── Material ──

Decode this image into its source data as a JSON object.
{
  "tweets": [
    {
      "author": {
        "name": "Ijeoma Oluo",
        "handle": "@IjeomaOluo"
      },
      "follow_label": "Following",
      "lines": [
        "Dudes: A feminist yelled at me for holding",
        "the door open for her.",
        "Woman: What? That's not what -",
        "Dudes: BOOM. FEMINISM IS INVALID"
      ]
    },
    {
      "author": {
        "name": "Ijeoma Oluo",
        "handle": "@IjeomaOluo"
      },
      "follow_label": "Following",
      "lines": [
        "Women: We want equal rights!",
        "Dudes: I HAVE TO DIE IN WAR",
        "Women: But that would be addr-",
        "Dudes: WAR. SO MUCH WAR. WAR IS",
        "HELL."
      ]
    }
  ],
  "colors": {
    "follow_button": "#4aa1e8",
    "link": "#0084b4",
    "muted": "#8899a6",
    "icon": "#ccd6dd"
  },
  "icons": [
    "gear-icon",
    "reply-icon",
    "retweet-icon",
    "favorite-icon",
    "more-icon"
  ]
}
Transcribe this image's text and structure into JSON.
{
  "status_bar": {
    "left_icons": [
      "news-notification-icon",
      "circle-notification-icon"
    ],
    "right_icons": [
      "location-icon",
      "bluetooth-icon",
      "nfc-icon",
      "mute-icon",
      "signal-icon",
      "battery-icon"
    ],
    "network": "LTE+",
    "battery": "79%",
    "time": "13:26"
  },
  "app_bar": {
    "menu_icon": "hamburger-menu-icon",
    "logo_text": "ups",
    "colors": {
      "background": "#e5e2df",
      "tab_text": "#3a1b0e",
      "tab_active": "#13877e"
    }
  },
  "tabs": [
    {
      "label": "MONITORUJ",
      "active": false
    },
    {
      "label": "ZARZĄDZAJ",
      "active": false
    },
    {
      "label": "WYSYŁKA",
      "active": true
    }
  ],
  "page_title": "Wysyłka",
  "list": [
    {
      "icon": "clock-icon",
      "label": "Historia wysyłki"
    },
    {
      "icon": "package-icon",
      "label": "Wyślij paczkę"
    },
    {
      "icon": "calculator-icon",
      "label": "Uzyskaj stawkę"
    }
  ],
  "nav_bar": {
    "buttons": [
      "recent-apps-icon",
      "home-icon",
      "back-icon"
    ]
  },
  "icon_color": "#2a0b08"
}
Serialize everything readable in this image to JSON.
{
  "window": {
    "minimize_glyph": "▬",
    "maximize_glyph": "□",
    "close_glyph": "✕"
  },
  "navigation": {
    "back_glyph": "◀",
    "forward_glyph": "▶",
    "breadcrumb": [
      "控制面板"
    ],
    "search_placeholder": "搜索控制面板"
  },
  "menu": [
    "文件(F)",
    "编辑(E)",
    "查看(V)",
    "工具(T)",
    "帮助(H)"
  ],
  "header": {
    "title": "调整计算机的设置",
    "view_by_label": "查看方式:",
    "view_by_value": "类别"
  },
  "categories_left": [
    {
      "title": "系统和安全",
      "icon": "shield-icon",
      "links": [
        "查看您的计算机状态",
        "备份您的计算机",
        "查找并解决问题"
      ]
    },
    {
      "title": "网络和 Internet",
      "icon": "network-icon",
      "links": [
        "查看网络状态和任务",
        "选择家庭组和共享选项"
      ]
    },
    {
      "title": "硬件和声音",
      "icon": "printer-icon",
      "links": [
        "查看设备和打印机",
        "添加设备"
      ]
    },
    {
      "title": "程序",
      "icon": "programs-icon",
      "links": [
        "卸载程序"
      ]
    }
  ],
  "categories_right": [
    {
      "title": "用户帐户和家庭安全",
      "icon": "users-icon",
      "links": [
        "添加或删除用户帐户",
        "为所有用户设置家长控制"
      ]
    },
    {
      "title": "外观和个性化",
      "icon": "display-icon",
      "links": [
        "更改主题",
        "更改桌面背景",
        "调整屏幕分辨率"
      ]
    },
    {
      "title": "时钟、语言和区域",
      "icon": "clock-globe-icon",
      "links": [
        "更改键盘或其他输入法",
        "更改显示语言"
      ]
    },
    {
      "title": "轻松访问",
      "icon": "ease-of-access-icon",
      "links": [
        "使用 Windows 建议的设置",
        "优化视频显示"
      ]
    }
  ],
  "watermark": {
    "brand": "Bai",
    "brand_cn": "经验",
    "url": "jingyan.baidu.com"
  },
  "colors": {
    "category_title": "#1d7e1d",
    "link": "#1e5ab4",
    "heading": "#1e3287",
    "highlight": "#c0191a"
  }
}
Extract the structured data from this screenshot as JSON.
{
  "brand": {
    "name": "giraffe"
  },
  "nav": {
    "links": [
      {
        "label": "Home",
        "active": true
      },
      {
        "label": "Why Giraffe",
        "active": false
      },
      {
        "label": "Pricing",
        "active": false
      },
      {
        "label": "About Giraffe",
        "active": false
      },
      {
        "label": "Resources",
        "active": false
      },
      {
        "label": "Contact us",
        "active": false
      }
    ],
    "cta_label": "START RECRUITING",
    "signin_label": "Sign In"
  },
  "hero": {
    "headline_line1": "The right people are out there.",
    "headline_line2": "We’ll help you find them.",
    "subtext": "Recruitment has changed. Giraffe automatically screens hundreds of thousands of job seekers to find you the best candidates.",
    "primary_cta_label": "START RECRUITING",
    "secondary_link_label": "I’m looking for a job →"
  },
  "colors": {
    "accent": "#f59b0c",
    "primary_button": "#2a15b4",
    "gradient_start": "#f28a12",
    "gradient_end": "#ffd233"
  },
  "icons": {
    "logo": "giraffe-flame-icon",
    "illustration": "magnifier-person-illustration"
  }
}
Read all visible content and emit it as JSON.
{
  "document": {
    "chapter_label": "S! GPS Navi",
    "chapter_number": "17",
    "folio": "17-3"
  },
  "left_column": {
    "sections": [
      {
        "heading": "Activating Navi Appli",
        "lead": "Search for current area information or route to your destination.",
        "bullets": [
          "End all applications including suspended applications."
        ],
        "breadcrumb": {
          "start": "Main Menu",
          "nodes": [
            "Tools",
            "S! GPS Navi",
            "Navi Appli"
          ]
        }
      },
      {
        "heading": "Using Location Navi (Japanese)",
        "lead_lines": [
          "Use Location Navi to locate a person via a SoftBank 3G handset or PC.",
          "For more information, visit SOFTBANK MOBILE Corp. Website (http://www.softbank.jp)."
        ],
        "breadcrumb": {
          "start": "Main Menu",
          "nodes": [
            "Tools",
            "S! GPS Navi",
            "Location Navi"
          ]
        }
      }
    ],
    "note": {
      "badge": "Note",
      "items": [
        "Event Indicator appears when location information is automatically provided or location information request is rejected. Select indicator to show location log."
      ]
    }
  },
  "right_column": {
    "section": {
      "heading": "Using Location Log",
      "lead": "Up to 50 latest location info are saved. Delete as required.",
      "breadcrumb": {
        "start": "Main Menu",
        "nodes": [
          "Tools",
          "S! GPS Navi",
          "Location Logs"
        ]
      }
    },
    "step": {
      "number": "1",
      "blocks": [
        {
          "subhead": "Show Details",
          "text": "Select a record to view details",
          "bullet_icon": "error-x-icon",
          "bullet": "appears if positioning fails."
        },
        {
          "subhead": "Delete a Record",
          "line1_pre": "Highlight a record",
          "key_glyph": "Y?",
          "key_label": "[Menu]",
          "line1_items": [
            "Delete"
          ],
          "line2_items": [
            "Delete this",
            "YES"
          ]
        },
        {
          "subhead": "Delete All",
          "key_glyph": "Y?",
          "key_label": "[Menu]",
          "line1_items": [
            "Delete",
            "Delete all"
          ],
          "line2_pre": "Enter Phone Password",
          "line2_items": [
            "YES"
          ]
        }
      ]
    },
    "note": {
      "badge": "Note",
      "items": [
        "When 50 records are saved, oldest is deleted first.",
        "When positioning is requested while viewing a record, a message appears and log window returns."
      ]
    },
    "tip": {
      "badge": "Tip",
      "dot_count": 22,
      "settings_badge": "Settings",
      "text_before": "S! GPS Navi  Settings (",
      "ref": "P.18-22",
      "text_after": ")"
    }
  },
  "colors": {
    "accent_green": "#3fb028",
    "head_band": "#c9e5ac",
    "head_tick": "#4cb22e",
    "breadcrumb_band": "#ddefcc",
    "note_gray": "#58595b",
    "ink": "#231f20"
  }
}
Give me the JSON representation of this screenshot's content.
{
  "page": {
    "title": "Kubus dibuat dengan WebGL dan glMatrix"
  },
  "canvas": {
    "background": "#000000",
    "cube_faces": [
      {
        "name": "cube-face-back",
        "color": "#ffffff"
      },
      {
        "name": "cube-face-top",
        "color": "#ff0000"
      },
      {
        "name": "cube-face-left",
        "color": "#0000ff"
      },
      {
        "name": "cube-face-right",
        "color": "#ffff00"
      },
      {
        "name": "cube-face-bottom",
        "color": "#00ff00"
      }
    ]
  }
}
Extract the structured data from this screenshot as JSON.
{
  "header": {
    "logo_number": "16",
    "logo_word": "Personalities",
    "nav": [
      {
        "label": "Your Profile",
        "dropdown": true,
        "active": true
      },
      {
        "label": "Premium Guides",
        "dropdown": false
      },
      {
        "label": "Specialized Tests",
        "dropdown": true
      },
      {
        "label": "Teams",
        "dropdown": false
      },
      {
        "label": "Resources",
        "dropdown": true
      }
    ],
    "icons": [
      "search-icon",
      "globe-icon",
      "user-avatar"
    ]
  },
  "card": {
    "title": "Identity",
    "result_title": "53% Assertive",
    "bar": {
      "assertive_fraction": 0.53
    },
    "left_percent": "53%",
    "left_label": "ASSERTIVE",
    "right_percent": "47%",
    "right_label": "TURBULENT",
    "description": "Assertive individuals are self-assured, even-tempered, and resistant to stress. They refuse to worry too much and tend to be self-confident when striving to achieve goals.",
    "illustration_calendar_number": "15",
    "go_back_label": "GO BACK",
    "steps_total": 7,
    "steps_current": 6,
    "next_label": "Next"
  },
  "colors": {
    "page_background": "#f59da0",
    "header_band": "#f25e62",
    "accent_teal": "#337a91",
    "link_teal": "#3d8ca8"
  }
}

───

**Stated task**
Show all lines from the records above where the word "Select" occurs.

**The answer**
        "Event Indicator appears when location information is automatically provided or location information request is rejected. Select indicator to show location log."
          "text": "Select a record to view details",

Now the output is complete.